■ **Tasks to perform**:
a – According to the Victor Daguin profile, which team did he play for from 2022 to 2024?
b – Pick up the Victor Daguin profile after its final line and continue it with a short prose article.

──────── Document passage ────────

Victor Daguin

Personal information
- Full name: Victor Joseph Gérard Daguin
- Date of birth: 8 March 2000 (age 26)
- Place of birth: Nantes, France
- Height: 1.85 m (6 ft 1 in)
- Positions: Defensive midfielder; centre-back;

Team information
- Current team: Sepsi OSK
- Number: 28

Youth career
- 2006–2008: La Montagne
- 2008–2011: FC Bouaye
- 2011–2019: Nantes

Senior career*
- Years: Team / Apps / (Gls)
- 2019–2022: Nantes B / 44 / (2)
- 2022–2024: Avranches / 52 / (0)
- 2024–2026: Lierse / 57 / (3)
- 2026–: Sepsi OSK / 7 / (0)

International career
- 2016: France U16 / 6 / (0)

= Victor Daguin =

French footballer (born 2000)

──────── Listed records ────────

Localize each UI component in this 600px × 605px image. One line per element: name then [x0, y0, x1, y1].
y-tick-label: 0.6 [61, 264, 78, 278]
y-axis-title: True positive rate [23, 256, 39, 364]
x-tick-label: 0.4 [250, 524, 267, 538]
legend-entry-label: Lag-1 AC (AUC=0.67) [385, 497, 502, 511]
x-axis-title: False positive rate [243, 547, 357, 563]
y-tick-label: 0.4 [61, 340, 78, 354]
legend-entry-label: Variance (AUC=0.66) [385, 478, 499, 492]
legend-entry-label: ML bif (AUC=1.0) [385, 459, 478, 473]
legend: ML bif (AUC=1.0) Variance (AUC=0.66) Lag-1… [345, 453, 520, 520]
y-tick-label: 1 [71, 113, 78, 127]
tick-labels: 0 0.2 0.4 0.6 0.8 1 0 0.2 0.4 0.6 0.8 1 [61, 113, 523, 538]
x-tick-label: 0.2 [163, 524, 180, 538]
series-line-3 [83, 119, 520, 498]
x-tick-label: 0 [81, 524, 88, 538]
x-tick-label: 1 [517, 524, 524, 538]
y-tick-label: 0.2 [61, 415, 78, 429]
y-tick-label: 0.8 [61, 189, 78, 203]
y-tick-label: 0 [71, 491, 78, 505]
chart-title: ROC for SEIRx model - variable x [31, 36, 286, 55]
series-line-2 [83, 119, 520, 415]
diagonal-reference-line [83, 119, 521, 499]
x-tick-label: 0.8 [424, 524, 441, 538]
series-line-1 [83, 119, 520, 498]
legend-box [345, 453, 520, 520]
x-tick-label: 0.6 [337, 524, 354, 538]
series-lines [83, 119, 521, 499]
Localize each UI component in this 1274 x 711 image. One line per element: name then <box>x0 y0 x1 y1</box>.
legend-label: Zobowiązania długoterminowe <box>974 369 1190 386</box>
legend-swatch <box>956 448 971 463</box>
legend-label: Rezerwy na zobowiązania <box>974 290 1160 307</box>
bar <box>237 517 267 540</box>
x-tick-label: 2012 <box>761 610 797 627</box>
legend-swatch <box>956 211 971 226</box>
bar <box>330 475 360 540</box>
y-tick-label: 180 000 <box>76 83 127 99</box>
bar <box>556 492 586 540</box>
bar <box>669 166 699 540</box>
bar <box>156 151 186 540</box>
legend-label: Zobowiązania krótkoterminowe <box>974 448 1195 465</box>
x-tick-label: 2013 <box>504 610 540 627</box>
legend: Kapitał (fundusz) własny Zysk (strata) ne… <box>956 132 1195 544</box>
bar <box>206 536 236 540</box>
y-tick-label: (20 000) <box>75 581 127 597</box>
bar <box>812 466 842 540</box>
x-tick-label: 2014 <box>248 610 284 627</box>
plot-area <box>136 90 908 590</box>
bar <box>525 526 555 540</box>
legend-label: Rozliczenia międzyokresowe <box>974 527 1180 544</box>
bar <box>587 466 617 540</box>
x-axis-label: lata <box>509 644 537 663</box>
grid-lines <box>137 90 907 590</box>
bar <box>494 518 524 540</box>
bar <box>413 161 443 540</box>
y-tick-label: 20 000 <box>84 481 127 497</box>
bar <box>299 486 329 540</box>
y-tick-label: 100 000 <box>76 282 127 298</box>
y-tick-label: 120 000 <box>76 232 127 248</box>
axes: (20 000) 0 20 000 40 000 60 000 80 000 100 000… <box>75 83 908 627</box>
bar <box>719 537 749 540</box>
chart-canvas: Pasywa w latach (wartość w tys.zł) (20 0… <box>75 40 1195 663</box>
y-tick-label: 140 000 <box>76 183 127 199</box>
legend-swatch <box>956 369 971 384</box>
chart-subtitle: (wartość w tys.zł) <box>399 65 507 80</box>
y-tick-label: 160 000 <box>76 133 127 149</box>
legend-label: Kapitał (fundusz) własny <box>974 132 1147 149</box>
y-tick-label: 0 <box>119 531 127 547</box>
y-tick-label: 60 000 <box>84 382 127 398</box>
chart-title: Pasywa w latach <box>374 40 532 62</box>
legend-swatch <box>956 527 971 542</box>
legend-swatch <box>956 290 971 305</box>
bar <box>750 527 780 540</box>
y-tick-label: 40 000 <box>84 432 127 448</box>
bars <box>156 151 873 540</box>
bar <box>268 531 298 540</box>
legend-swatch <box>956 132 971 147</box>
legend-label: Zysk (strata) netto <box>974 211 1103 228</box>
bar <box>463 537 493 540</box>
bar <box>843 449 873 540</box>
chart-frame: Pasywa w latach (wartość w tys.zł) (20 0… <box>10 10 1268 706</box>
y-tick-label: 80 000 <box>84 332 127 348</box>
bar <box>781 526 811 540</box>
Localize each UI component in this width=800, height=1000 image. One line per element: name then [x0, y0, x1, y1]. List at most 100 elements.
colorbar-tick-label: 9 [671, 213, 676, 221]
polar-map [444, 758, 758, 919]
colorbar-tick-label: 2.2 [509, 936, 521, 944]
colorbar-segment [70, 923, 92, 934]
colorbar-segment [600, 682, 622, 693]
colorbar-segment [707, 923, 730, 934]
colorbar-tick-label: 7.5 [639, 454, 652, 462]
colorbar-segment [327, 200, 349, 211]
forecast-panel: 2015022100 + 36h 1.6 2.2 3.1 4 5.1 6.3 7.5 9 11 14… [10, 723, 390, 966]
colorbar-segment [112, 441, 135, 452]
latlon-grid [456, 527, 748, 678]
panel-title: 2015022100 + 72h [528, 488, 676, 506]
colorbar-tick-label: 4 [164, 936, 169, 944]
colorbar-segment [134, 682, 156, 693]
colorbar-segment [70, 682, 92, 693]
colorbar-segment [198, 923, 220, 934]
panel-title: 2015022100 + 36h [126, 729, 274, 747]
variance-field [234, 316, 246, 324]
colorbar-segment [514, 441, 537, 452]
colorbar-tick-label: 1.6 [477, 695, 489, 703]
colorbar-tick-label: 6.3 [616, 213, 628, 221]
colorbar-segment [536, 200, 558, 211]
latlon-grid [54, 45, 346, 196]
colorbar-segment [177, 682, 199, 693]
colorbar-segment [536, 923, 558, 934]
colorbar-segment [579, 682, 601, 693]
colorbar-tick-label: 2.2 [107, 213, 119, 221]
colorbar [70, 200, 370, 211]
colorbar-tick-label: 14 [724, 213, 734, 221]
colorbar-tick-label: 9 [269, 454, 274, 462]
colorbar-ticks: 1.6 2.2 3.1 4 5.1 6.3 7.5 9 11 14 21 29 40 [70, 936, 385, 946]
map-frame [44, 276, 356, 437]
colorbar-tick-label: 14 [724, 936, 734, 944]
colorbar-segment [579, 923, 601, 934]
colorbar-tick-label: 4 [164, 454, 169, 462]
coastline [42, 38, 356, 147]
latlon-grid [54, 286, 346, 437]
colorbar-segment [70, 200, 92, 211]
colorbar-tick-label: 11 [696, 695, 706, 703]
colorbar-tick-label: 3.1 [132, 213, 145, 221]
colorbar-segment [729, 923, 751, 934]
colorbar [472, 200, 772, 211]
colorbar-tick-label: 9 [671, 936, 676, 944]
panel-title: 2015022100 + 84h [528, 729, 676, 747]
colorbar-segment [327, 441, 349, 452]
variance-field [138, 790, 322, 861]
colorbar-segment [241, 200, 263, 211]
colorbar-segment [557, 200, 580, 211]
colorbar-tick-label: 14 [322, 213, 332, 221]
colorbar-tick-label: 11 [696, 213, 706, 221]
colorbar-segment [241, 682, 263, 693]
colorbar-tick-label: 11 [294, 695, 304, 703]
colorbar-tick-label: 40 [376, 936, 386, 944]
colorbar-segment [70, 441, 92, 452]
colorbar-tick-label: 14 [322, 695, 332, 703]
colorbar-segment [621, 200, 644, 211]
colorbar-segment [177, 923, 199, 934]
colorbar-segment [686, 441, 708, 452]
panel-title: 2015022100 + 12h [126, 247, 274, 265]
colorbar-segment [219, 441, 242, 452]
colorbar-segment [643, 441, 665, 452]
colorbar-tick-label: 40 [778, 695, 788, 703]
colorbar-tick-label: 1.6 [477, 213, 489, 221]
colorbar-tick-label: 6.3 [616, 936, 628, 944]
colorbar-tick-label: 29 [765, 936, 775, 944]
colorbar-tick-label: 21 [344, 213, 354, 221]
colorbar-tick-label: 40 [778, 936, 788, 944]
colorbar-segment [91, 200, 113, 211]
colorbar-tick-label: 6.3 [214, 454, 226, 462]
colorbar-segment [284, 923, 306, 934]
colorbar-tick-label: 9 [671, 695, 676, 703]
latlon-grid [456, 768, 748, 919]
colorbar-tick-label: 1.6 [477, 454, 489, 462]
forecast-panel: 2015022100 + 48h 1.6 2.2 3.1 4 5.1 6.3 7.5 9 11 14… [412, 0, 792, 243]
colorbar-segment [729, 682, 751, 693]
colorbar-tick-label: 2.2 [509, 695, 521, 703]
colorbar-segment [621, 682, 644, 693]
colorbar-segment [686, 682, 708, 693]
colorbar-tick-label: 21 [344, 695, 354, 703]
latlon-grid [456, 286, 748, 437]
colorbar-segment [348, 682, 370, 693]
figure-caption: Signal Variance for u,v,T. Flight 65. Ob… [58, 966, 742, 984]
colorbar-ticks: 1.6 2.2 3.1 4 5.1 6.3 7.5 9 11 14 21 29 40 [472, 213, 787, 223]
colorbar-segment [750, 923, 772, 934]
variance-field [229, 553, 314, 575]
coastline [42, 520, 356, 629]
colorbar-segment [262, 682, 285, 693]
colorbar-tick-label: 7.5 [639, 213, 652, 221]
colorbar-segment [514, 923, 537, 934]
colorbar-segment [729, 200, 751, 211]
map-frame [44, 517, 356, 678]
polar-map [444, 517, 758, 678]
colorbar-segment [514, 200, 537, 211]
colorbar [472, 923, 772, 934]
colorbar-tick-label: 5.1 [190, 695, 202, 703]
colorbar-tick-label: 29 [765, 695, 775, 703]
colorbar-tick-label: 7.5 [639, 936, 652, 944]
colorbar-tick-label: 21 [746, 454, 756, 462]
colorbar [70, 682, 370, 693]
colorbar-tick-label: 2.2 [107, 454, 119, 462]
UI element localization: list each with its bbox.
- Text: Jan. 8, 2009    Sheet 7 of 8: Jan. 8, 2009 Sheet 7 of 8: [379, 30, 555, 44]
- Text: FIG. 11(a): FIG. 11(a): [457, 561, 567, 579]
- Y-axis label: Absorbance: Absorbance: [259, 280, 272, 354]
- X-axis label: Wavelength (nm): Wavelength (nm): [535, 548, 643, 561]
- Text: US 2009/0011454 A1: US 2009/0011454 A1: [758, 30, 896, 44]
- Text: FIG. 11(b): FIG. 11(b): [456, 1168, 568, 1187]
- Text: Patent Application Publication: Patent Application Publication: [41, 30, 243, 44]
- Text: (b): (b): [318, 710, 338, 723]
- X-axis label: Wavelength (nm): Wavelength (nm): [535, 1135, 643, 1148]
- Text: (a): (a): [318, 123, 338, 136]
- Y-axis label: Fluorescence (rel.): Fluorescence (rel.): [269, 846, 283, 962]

────────

■ **Answers to each task**:
a – Avranches

b –
Victor Joseph Gérard Daguin (born 8 March 2000) is a French professional footballer who plays as a defensive midfielder or a centre-back for Liga I club Sepsi OSK.

==Career==
A youth product of Nantes, Daguin began his senior career with the reserves squad of Nantes in the Championnat National in 2019. In the summer of 2022, he moved to Ligue 3 side Avranches, where he spent 2 seasons. He was transferred to Lierse in the summer of 2024.